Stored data

┄┄┄┄┄┄┄┄┄┄┄┄┄┄┄┄┄┄┄┄

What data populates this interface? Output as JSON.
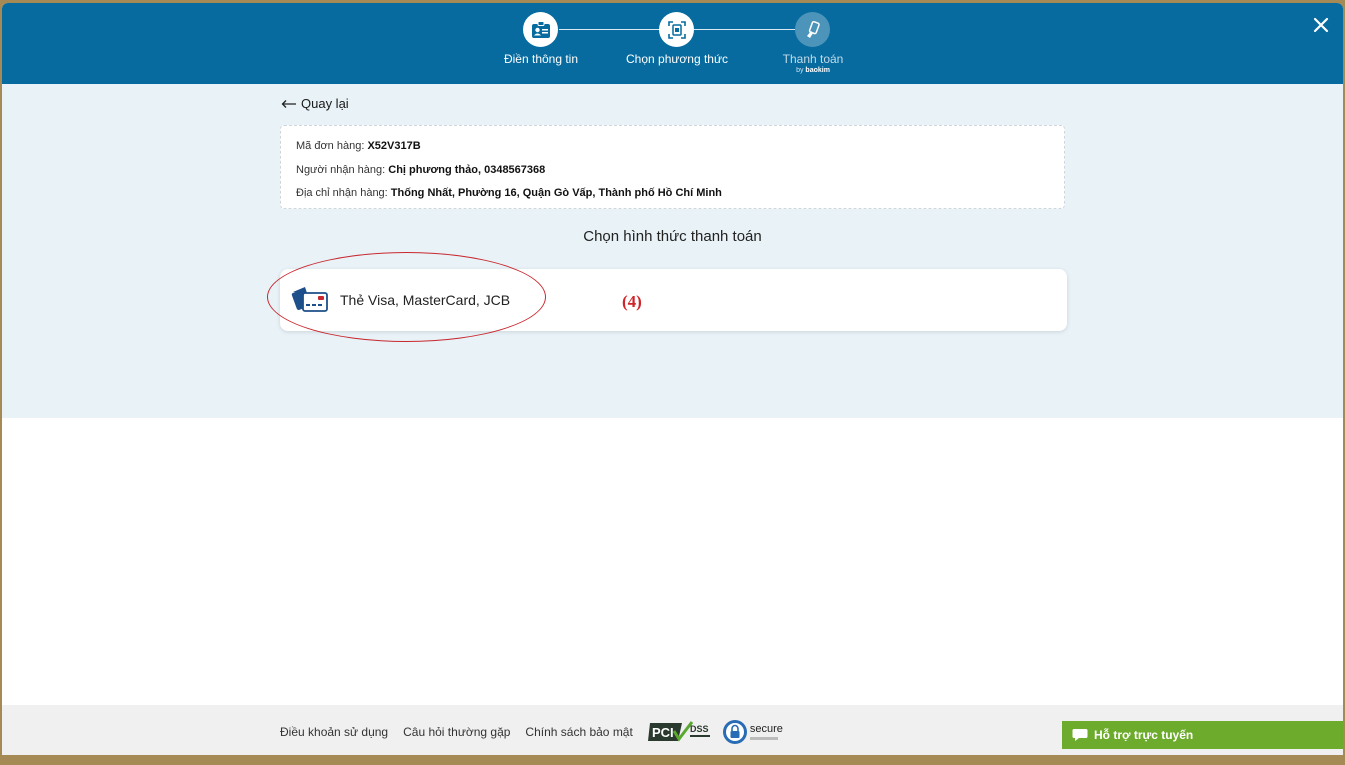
{
  "colors": {
    "header_bg": "#076b9f",
    "content_bg": "#e8f2f7",
    "annotation": "#d0242a",
    "chat_bg": "#6cab2c"
  },
  "header": {
    "steps": [
      {
        "label": "Điền thông tin",
        "icon": "id-card-icon",
        "state": "active"
      },
      {
        "label": "Chọn phương thức",
        "icon": "scan-icon",
        "state": "active"
      },
      {
        "label": "Thanh toán",
        "sub_prefix": "by",
        "sub_brand": "baokim",
        "icon": "tap-pay-icon",
        "state": "inactive"
      }
    ],
    "close_icon": "close-icon"
  },
  "back": {
    "label": "Quay lại",
    "icon": "arrow-left-icon"
  },
  "order": {
    "code_label": "Mã đơn hàng:",
    "code_value": "X52V317B",
    "receiver_label": "Người nhận hàng:",
    "receiver_value": "Chị phương thảo, 0348567368",
    "address_label": "Địa chỉ nhận hàng:",
    "address_value": "Thống Nhất, Phường 16, Quận Gò Vấp, Thành phố Hồ Chí Minh"
  },
  "payment": {
    "title": "Chọn hình thức thanh toán",
    "methods": [
      {
        "label": "Thẻ Visa, MasterCard, JCB",
        "icon": "credit-card-icon"
      }
    ]
  },
  "annotation": {
    "label": "(4)"
  },
  "footer": {
    "links": [
      "Điều khoản sử dụng",
      "Câu hỏi thường gặp",
      "Chính sách bảo mật"
    ],
    "pci_text": "PCI",
    "dss_text": "DSS",
    "secure_text": "secure"
  },
  "chat": {
    "label": "Hỗ trợ trực tuyến",
    "icon": "chat-bubble-icon"
  }
}
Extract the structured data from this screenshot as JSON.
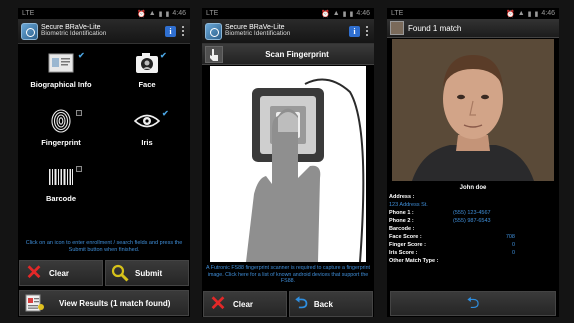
{
  "status": {
    "time": "4:46",
    "left_label": "LTE"
  },
  "app": {
    "title": "Secure BRaVe-Lite",
    "subtitle": "Biometric Identification",
    "info": "i"
  },
  "screen1": {
    "items": [
      {
        "label": "Biographical Info",
        "icon": "id-card-icon",
        "checked": true
      },
      {
        "label": "Face",
        "icon": "camera-icon",
        "checked": true
      },
      {
        "label": "Fingerprint",
        "icon": "fingerprint-icon",
        "checked": false
      },
      {
        "label": "Iris",
        "icon": "eye-icon",
        "checked": true
      },
      {
        "label": "Barcode",
        "icon": "barcode-icon",
        "checked": false
      }
    ],
    "hint": "Click on an icon to enter enrollment / search fields and press the Submit button when finished.",
    "clear_label": "Clear",
    "submit_label": "Submit",
    "view_results_label": "View Results (1 match found)"
  },
  "screen2": {
    "title": "Scan Fingerprint",
    "message": "A Futronic FS88 fingerprint scanner is required to capture a fingerprint image. Click here for a list of known android devices that support the FS88.",
    "clear_label": "Clear",
    "back_label": "Back"
  },
  "screen3": {
    "title": "Found 1 match",
    "name": "John doe",
    "address_label": "Address :",
    "address_value": "123 Address St.",
    "phone1_label": "Phone 1 :",
    "phone1_value": "(555) 123-4567",
    "phone2_label": "Phone 2 :",
    "phone2_value": "(555) 987-6543",
    "barcode_label": "Barcode :",
    "face_label": "Face Score :",
    "face_value": "708",
    "finger_label": "Finger Score :",
    "finger_value": "0",
    "iris_label": "Iris Score :",
    "iris_value": "0",
    "other_label": "Other Match Type :"
  },
  "colors": {
    "accent_blue": "#3f8ed8",
    "clear_red": "#e32828",
    "check_blue": "#4aa3e0"
  }
}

┄┄┄┄┄┄┄┄┄┄┄┄┄┄┄┄┄┄┄┄

* _WHAT YOU SHOULD DO_
Each record above is to be restated exactly, with its pictures removed from the copy.

* _RESPONSE TO THE TASK_
What data populates this interface? Output as JSON.
{
  "colors": {
    "header_bg": "#076b9f",
    "content_bg": "#e8f2f7",
    "annotation": "#d0242a",
    "chat_bg": "#6cab2c"
  },
  "header": {
    "steps": [
      {
        "label": "Điền thông tin",
        "icon": "id-card-icon",
        "state": "active"
      },
      {
        "label": "Chọn phương thức",
        "icon": "scan-icon",
        "state": "active"
      },
      {
        "label": "Thanh toán",
        "sub_prefix": "by",
        "sub_brand": "baokim",
        "icon": "tap-pay-icon",
        "state": "inactive"
      }
    ],
    "close_icon": "close-icon"
  },
  "back": {
    "label": "Quay lại",
    "icon": "arrow-left-icon"
  },
  "order": {
    "code_label": "Mã đơn hàng:",
    "code_value": "X52V317B",
    "receiver_label": "Người nhận hàng:",
    "receiver_value": "Chị phương thảo, 0348567368",
    "address_label": "Địa chỉ nhận hàng:",
    "address_value": "Thống Nhất, Phường 16, Quận Gò Vấp, Thành phố Hồ Chí Minh"
  },
  "payment": {
    "title": "Chọn hình thức thanh toán",
    "methods": [
      {
        "label": "Thẻ Visa, MasterCard, JCB",
        "icon": "credit-card-icon"
      }
    ]
  },
  "annotation": {
    "label": "(4)"
  },
  "footer": {
    "links": [
      "Điều khoản sử dụng",
      "Câu hỏi thường gặp",
      "Chính sách bảo mật"
    ],
    "pci_text": "PCI",
    "dss_text": "DSS",
    "secure_text": "secure"
  },
  "chat": {
    "label": "Hỗ trợ trực tuyến",
    "icon": "chat-bubble-icon"
  }
}
Extract the structured data from this screenshot as JSON.
{
  "status": {
    "time": "4:46",
    "left_label": "LTE"
  },
  "app": {
    "title": "Secure BRaVe-Lite",
    "subtitle": "Biometric Identification",
    "info": "i"
  },
  "screen1": {
    "items": [
      {
        "label": "Biographical Info",
        "icon": "id-card-icon",
        "checked": true
      },
      {
        "label": "Face",
        "icon": "camera-icon",
        "checked": true
      },
      {
        "label": "Fingerprint",
        "icon": "fingerprint-icon",
        "checked": false
      },
      {
        "label": "Iris",
        "icon": "eye-icon",
        "checked": true
      },
      {
        "label": "Barcode",
        "icon": "barcode-icon",
        "checked": false
      }
    ],
    "hint": "Click on an icon to enter enrollment / search fields and press the Submit button when finished.",
    "clear_label": "Clear",
    "submit_label": "Submit",
    "view_results_label": "View Results (1 match found)"
  },
  "screen2": {
    "title": "Scan Fingerprint",
    "message": "A Futronic FS88 fingerprint scanner is required to capture a fingerprint image. Click here for a list of known android devices that support the FS88.",
    "clear_label": "Clear",
    "back_label": "Back"
  },
  "screen3": {
    "title": "Found 1 match",
    "name": "John doe",
    "address_label": "Address :",
    "address_value": "123 Address St.",
    "phone1_label": "Phone 1 :",
    "phone1_value": "(555) 123-4567",
    "phone2_label": "Phone 2 :",
    "phone2_value": "(555) 987-6543",
    "barcode_label": "Barcode :",
    "face_label": "Face Score :",
    "face_value": "708",
    "finger_label": "Finger Score :",
    "finger_value": "0",
    "iris_label": "Iris Score :",
    "iris_value": "0",
    "other_label": "Other Match Type :"
  },
  "colors": {
    "accent_blue": "#3f8ed8",
    "clear_red": "#e32828",
    "check_blue": "#4aa3e0"
  }
}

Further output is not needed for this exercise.